[START Material supplied]

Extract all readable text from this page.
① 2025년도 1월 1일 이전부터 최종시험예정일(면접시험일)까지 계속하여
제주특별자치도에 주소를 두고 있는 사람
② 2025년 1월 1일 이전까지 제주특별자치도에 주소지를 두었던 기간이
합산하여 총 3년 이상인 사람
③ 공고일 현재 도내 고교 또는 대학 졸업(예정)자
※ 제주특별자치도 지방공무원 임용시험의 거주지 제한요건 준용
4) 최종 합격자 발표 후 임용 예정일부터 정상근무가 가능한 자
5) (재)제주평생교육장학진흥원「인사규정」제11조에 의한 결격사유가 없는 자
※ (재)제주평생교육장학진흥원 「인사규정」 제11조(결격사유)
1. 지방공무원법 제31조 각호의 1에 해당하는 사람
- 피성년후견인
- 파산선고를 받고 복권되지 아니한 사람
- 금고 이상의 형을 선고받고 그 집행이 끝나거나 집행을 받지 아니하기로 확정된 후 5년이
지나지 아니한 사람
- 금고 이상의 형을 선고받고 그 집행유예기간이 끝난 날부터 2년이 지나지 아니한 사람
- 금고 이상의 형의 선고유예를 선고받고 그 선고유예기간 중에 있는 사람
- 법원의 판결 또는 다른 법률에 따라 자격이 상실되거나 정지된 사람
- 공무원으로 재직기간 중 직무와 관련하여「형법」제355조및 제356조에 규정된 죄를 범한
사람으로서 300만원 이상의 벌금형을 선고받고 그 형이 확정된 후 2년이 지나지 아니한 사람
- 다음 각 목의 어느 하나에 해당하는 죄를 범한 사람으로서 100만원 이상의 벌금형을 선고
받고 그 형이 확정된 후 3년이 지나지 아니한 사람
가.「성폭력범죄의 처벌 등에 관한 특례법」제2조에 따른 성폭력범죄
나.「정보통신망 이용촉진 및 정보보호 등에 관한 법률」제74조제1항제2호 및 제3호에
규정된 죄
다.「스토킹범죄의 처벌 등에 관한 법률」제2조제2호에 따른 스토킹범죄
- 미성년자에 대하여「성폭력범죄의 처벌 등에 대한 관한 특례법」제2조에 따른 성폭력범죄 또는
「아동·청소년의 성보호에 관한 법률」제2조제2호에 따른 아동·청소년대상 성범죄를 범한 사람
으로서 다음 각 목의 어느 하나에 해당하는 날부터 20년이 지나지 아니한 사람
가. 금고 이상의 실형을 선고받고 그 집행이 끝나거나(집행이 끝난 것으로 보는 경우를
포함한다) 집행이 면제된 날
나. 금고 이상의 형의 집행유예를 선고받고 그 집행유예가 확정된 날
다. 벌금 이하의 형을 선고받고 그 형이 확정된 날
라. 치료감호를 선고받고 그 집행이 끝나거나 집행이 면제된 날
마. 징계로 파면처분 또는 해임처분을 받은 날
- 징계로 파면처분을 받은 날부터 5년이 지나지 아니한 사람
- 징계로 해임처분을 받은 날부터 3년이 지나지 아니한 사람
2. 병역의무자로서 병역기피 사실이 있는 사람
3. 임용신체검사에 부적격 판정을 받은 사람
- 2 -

[END Material supplied]

Stated goal: Your task is to repeat each line of the material exactly.

Solved exercise:
Extract all readable text from this page.
① 2025년도 1월 1일 이전부터 최종시험예정일(면접시험일)까지 계속하여
제주특별자치도에 주소를 두고 있는 사람
② 2025년 1월 1일 이전까지 제주특별자치도에 주소지를 두었던 기간이
합산하여 총 3년 이상인 사람
③ 공고일 현재 도내 고교 또는 대학 졸업(예정)자
※ 제주특별자치도 지방공무원 임용시험의 거주지 제한요건 준용
4) 최종 합격자 발표 후 임용 예정일부터 정상근무가 가능한 자
5) (재)제주평생교육장학진흥원「인사규정」제11조에 의한 결격사유가 없는 자
※ (재)제주평생교육장학진흥원 「인사규정」 제11조(결격사유)
1. 지방공무원법 제31조 각호의 1에 해당하는 사람
- 피성년후견인
- 파산선고를 받고 복권되지 아니한 사람
- 금고 이상의 형을 선고받고 그 집행이 끝나거나 집행을 받지 아니하기로 확정된 후 5년이
지나지 아니한 사람
- 금고 이상의 형을 선고받고 그 집행유예기간이 끝난 날부터 2년이 지나지 아니한 사람
- 금고 이상의 형의 선고유예를 선고받고 그 선고유예기간 중에 있는 사람
- 법원의 판결 또는 다른 법률에 따라 자격이 상실되거나 정지된 사람
- 공무원으로 재직기간 중 직무와 관련하여「형법」제355조및 제356조에 규정된 죄를 범한
사람으로서 300만원 이상의 벌금형을 선고받고 그 형이 확정된 후 2년이 지나지 아니한 사람
- 다음 각 목의 어느 하나에 해당하는 죄를 범한 사람으로서 100만원 이상의 벌금형을 선고
받고 그 형이 확정된 후 3년이 지나지 아니한 사람
가.「성폭력범죄의 처벌 등에 관한 특례법」제2조에 따른 성폭력범죄
나.「정보통신망 이용촉진 및 정보보호 등에 관한 법률」제74조제1항제2호 및 제3호에
규정된 죄
다.「스토킹범죄의 처벌 등에 관한 법률」제2조제2호에 따른 스토킹범죄
- 미성년자에 대하여「성폭력범죄의 처벌 등에 대한 관한 특례법」제2조에 따른 성폭력범죄 또는
「아동·청소년의 성보호에 관한 법률」제2조제2호에 따른 아동·청소년대상 성범죄를 범한 사람
으로서 다음 각 목의 어느 하나에 해당하는 날부터 20년이 지나지 아니한 사람
가. 금고 이상의 실형을 선고받고 그 집행이 끝나거나(집행이 끝난 것으로 보는 경우를
포함한다) 집행이 면제된 날
나. 금고 이상의 형의 집행유예를 선고받고 그 집행유예가 확정된 날
다. 벌금 이하의 형을 선고받고 그 형이 확정된 날
라. 치료감호를 선고받고 그 집행이 끝나거나 집행이 면제된 날
마. 징계로 파면처분 또는 해임처분을 받은 날
- 징계로 파면처분을 받은 날부터 5년이 지나지 아니한 사람
- 징계로 해임처분을 받은 날부터 3년이 지나지 아니한 사람
2. 병역의무자로서 병역기피 사실이 있는 사람
3. 임용신체검사에 부적격 판정을 받은 사람
- 2 -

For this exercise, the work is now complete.